## Supplied material
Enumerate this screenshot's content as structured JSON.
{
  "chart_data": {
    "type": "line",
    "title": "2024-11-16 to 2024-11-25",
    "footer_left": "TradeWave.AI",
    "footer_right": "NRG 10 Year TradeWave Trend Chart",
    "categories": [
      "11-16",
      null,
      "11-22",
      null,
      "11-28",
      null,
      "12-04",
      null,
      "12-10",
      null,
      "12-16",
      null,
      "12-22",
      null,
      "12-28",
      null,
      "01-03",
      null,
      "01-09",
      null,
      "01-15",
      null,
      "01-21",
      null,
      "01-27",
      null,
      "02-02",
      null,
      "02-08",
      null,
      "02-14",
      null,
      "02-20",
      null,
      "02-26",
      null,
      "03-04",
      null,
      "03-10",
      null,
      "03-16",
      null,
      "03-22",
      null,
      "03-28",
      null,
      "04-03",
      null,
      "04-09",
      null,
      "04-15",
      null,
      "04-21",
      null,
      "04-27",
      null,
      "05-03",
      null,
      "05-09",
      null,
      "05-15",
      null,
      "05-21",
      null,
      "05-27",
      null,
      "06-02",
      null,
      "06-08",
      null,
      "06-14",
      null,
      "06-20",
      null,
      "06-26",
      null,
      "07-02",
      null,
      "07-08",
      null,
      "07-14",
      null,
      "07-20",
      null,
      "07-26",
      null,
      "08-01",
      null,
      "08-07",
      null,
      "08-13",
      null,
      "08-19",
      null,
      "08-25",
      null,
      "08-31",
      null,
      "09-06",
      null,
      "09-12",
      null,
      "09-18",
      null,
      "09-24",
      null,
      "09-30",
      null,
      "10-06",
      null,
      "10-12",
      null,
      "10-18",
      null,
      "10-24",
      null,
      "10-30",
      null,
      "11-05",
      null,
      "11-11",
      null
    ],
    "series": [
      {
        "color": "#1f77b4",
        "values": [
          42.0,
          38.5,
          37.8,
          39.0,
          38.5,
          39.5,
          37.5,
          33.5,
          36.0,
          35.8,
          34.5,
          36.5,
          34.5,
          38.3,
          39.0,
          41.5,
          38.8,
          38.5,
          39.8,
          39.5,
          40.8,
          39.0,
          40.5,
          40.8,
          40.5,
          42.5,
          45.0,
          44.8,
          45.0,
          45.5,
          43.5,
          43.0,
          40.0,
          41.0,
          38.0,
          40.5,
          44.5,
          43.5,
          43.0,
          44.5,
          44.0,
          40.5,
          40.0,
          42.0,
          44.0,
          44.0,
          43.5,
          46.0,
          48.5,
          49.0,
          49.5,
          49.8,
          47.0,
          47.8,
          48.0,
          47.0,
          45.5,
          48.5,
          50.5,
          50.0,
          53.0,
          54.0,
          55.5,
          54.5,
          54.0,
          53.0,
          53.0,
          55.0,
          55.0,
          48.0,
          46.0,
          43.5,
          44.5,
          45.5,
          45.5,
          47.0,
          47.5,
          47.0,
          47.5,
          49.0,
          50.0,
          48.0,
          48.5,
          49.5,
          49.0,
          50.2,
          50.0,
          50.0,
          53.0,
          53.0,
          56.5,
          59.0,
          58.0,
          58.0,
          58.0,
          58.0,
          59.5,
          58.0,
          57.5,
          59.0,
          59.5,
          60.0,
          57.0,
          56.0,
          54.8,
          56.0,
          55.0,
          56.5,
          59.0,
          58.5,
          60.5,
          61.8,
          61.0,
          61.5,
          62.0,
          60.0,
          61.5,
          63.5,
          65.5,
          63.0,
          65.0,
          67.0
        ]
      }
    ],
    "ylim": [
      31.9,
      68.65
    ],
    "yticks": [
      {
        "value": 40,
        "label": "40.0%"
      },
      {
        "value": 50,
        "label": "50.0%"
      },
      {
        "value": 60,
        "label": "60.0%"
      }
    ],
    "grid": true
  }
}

## What to produce
Select every line in the records above that contains the word "TradeWave".

## Expected output
    "footer_left": "TradeWave.AI",
    "footer_right": "NRG 10 Year TradeWave Trend Chart",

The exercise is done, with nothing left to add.